> _TO BE DONE_: Go through the records underneath and count the lines that include the string "marker". Give nothing but the number.

● ● ●

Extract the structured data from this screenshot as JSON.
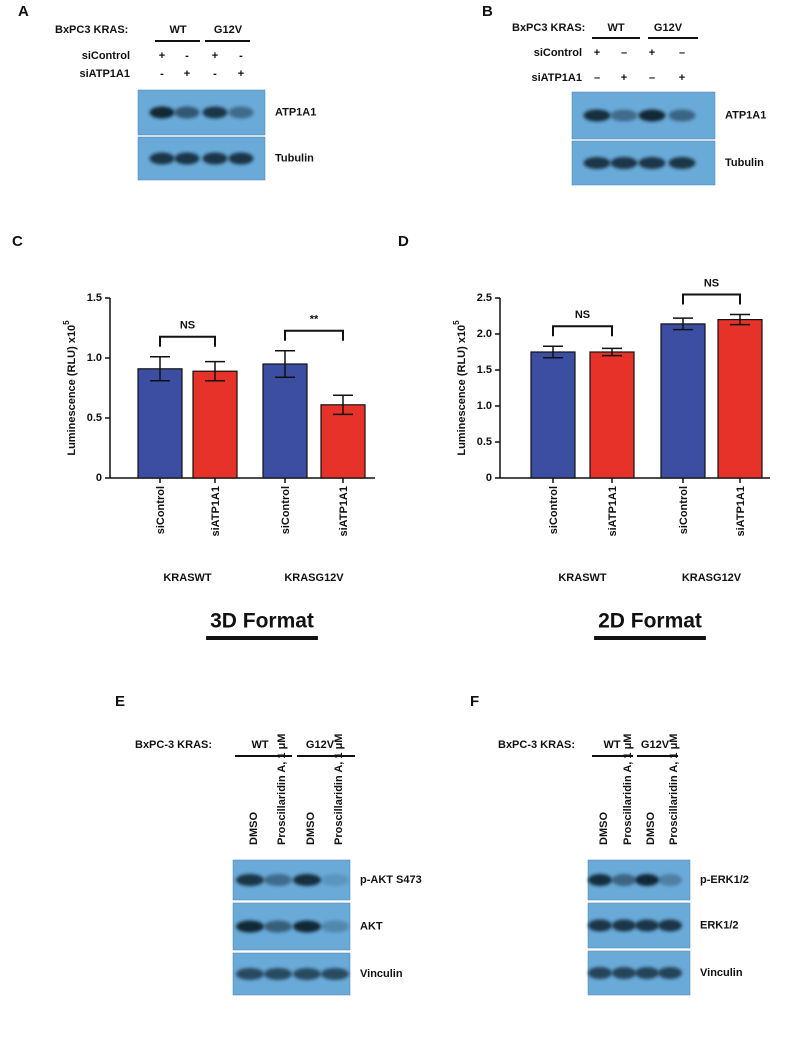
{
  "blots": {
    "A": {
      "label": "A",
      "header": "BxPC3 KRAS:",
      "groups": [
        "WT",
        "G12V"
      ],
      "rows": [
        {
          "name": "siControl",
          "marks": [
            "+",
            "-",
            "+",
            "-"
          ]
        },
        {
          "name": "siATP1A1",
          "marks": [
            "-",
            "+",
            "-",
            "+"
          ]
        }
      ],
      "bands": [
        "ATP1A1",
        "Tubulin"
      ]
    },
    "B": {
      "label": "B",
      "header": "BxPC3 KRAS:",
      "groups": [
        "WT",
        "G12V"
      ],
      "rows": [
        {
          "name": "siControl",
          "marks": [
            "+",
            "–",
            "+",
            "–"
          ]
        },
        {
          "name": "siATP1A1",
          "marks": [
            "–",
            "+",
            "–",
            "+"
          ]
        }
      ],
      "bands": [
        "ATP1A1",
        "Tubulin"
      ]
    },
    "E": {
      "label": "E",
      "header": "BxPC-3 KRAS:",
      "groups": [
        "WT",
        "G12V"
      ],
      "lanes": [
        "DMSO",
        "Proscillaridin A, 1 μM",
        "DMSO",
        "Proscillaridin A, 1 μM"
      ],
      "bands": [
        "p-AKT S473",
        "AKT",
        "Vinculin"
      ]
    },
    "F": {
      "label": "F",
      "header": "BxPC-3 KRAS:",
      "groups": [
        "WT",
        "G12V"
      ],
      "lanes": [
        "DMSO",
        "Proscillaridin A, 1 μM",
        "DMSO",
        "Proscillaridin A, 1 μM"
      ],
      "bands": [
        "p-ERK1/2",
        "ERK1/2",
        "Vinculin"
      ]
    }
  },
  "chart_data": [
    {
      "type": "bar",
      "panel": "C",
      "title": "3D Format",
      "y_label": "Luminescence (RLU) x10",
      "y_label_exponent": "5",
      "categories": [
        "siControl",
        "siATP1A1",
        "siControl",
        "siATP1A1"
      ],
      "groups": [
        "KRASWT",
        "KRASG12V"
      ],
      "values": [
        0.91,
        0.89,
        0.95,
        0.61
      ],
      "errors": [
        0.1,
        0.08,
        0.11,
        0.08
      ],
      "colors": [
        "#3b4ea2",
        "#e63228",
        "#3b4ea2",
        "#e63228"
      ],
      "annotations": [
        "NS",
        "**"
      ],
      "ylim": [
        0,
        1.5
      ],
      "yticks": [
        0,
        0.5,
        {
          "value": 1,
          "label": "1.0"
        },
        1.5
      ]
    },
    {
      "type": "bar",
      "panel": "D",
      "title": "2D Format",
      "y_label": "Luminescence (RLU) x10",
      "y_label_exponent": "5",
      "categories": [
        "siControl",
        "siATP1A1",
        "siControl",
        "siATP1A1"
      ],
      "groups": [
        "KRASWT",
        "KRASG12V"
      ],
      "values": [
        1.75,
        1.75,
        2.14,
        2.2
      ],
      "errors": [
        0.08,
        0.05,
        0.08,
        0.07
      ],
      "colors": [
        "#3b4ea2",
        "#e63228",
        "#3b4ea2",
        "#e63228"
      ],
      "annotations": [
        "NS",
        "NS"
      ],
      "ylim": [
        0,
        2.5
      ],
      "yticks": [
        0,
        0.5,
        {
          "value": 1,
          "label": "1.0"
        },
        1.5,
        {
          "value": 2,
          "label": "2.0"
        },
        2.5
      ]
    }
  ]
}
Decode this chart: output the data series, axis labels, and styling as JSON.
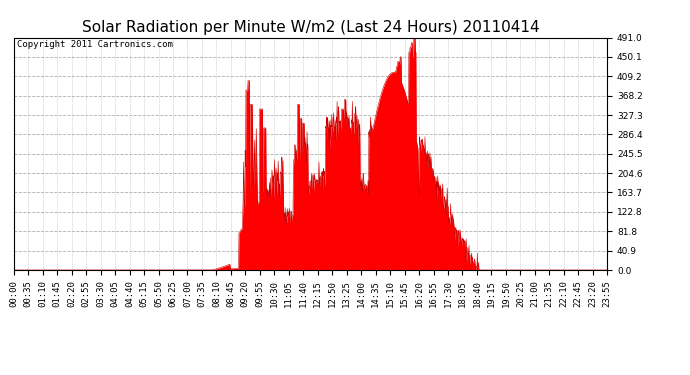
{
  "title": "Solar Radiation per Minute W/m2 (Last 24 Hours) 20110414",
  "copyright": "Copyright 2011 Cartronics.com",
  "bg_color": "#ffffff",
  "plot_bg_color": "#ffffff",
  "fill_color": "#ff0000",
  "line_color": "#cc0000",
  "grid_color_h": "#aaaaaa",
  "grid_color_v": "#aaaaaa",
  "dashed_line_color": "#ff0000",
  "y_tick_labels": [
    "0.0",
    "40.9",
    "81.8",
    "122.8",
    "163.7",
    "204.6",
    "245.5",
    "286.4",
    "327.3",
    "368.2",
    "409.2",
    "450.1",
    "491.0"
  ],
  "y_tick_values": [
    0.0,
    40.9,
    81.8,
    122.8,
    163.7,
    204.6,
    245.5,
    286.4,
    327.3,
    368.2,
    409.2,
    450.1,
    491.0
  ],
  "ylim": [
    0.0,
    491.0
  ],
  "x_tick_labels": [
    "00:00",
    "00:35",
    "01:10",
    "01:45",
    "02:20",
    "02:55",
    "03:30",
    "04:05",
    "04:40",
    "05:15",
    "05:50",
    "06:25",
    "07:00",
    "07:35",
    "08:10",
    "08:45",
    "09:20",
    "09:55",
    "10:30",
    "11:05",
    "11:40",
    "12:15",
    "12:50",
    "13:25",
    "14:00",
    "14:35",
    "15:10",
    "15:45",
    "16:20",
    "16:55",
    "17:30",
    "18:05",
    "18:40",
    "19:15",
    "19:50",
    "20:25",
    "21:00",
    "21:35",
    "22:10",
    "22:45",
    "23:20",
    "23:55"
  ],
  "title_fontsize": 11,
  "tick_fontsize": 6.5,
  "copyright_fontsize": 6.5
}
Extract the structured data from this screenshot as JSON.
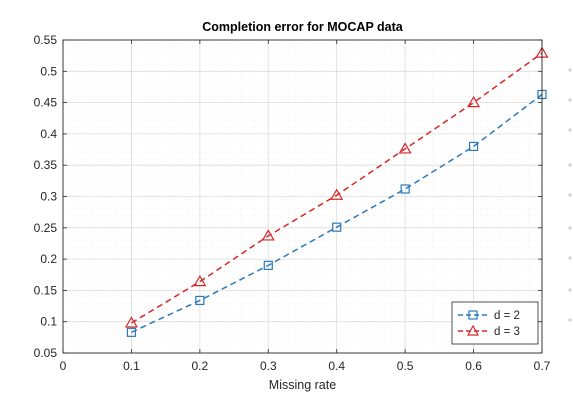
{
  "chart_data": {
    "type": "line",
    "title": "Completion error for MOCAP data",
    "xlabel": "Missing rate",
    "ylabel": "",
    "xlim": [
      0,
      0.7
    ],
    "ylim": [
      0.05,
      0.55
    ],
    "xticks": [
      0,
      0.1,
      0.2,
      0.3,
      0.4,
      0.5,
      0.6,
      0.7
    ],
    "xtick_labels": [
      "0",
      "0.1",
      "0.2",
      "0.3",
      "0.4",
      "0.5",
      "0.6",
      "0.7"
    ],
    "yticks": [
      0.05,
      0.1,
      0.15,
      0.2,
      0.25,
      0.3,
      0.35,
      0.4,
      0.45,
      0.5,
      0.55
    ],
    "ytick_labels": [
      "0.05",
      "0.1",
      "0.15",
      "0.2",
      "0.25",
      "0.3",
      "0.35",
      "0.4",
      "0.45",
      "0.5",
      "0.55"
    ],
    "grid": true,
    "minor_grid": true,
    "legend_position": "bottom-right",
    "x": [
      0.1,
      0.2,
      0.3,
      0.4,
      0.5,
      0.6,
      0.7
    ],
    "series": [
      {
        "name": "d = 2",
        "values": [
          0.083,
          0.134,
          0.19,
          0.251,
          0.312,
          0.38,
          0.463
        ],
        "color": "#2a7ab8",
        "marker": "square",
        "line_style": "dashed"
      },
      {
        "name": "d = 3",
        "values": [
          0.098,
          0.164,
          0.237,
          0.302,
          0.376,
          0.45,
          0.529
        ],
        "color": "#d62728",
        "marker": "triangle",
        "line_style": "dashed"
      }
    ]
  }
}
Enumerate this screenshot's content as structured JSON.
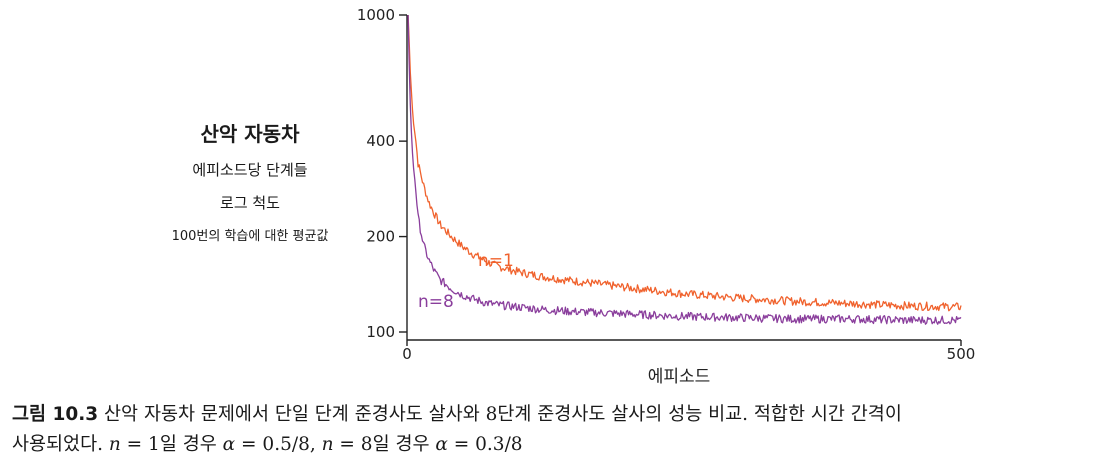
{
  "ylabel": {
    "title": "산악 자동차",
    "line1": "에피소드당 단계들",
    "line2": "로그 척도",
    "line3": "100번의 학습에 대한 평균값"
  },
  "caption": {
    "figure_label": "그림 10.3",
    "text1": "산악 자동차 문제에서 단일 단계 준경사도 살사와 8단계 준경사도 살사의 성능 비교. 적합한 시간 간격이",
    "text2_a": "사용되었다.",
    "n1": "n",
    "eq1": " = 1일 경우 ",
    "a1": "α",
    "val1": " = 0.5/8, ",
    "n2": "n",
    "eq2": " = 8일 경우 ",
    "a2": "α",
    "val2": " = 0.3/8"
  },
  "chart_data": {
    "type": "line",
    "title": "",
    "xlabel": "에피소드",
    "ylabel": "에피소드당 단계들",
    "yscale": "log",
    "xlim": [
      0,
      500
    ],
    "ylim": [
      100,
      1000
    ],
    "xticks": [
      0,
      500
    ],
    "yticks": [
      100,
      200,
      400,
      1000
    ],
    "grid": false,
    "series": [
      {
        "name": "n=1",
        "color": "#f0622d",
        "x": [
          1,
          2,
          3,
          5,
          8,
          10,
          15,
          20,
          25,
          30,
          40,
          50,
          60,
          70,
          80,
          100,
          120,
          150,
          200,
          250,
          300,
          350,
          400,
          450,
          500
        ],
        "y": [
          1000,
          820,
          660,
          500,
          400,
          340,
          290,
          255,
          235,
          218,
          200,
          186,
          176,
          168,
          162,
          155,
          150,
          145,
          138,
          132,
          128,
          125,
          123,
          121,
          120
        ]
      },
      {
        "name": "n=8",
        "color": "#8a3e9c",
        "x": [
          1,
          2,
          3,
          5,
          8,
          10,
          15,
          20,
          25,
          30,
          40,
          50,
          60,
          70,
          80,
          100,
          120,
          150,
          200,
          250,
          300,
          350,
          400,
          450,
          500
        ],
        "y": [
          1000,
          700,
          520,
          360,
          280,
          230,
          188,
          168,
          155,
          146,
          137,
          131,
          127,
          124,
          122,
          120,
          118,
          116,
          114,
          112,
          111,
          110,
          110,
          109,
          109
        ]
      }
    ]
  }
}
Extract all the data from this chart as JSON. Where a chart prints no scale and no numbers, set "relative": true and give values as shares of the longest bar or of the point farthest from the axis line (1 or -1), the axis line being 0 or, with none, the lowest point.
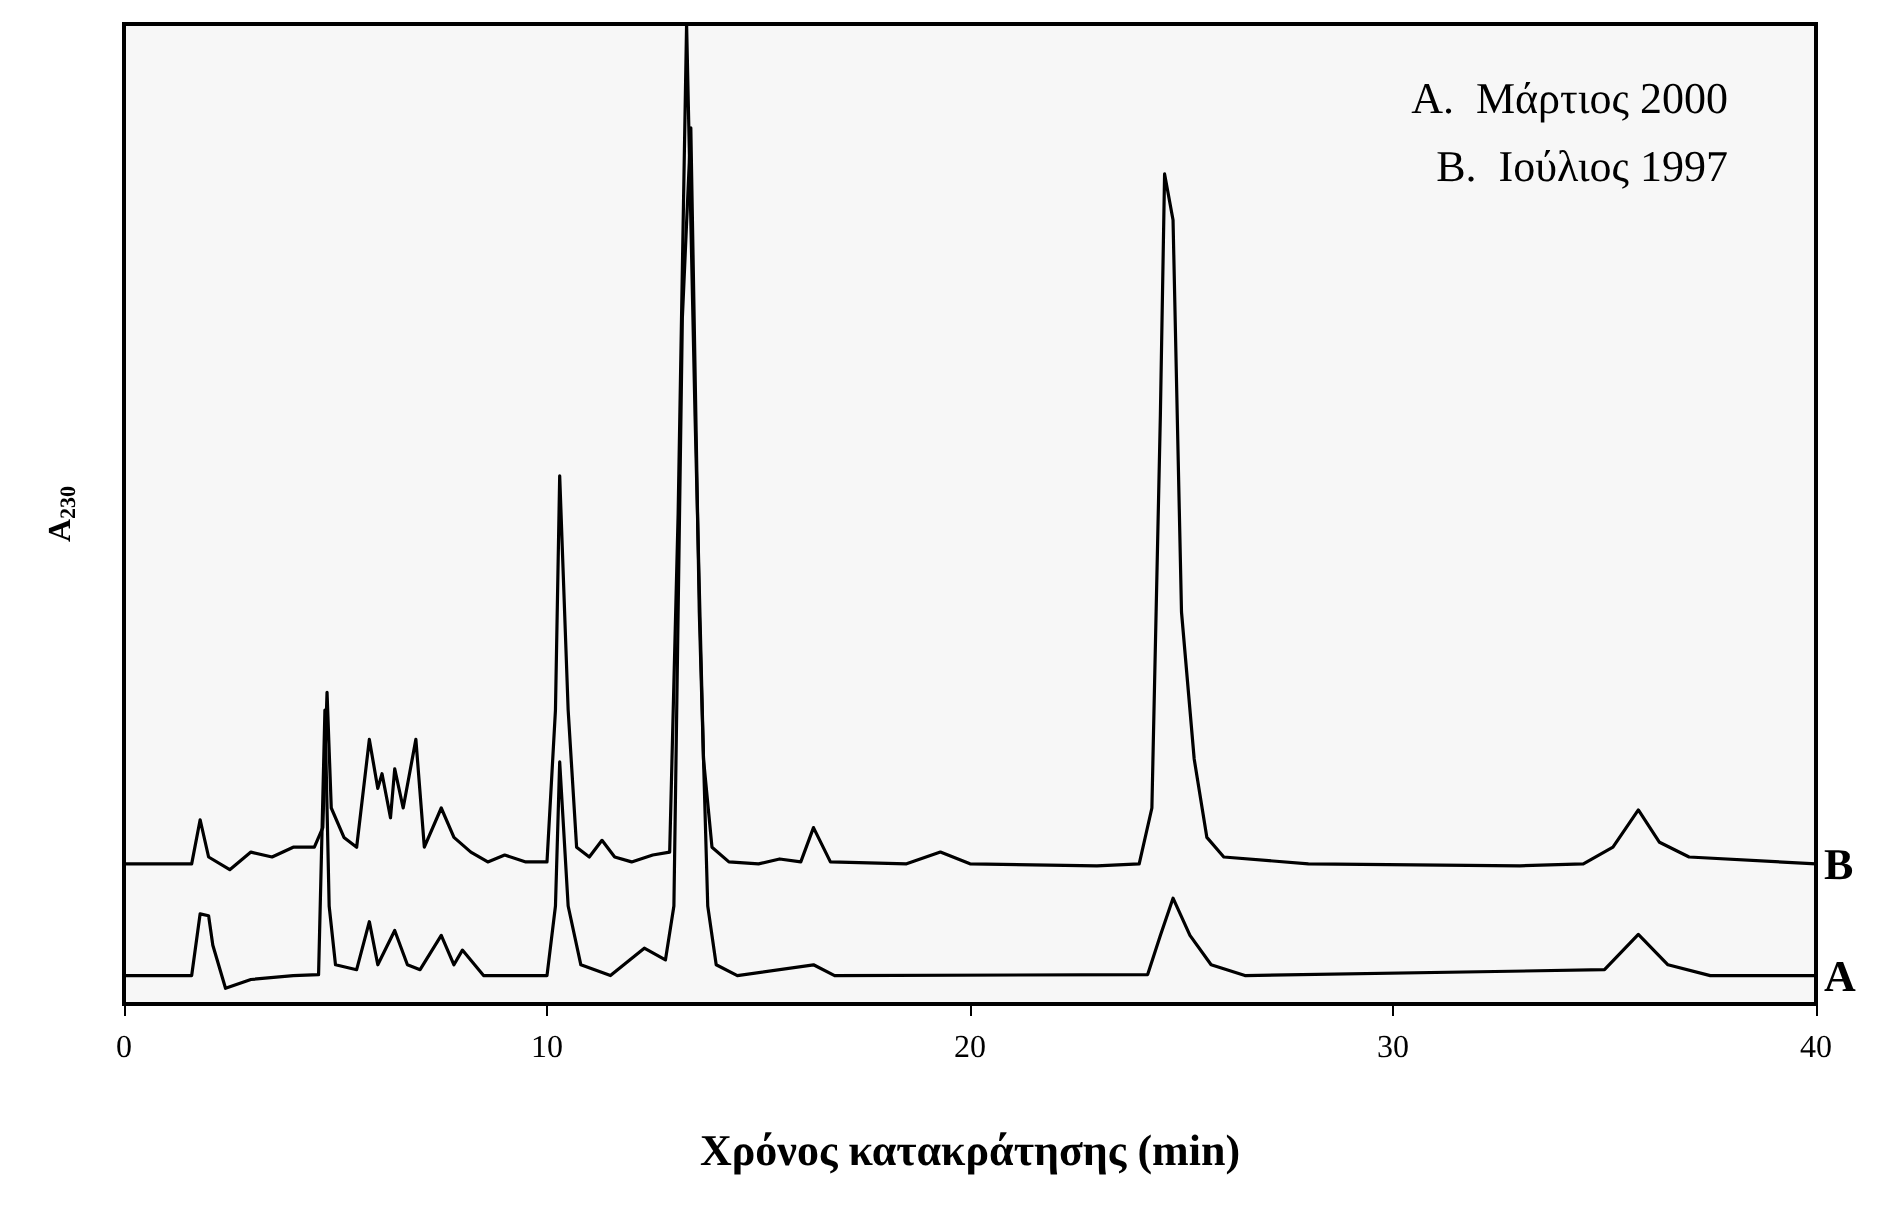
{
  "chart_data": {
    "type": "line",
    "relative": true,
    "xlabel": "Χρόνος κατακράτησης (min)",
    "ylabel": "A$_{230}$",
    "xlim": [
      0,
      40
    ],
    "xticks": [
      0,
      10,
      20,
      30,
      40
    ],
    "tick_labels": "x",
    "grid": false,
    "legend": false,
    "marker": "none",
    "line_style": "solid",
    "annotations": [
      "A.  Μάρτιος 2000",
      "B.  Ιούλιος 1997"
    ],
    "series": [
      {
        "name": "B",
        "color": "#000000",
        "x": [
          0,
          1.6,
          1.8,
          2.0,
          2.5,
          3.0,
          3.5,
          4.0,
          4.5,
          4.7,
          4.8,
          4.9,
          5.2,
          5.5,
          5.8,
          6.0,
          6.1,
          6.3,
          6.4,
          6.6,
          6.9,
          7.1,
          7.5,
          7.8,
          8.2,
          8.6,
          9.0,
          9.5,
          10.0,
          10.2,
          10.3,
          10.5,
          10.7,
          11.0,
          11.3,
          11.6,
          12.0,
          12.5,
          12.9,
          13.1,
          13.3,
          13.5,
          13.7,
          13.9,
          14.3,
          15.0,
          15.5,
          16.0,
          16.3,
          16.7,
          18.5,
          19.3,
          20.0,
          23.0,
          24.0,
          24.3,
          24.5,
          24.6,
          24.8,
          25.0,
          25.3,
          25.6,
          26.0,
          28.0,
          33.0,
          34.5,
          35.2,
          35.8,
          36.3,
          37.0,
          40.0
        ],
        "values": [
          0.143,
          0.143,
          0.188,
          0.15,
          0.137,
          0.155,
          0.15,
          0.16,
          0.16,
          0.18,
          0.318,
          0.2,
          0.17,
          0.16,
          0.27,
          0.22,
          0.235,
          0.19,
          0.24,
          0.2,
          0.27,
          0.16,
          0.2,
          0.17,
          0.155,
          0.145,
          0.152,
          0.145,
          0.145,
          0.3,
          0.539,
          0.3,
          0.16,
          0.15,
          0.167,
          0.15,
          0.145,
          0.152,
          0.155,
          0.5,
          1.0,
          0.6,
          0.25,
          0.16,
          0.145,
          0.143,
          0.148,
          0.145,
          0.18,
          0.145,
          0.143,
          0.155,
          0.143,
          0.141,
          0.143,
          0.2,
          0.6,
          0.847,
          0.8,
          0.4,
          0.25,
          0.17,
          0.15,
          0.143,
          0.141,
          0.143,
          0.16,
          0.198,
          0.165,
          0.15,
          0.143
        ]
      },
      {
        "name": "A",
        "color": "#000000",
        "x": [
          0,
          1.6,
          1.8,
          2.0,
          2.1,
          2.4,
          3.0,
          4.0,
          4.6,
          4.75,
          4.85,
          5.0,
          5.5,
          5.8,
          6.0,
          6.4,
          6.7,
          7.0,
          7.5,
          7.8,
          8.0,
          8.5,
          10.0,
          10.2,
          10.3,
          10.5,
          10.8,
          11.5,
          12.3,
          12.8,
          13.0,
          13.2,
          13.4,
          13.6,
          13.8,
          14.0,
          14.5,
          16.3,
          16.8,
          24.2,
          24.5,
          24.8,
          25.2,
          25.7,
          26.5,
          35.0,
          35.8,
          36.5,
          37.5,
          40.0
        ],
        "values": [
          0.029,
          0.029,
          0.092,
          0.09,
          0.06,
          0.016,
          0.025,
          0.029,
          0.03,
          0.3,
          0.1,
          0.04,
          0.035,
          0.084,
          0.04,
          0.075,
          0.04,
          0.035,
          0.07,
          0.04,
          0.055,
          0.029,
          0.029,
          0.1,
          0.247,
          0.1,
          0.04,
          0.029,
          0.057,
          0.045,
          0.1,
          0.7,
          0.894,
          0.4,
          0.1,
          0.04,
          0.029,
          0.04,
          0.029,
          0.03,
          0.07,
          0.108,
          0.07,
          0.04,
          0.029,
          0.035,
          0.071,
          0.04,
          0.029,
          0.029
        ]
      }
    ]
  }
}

● ● ●

> _TASK ANSWER_: 3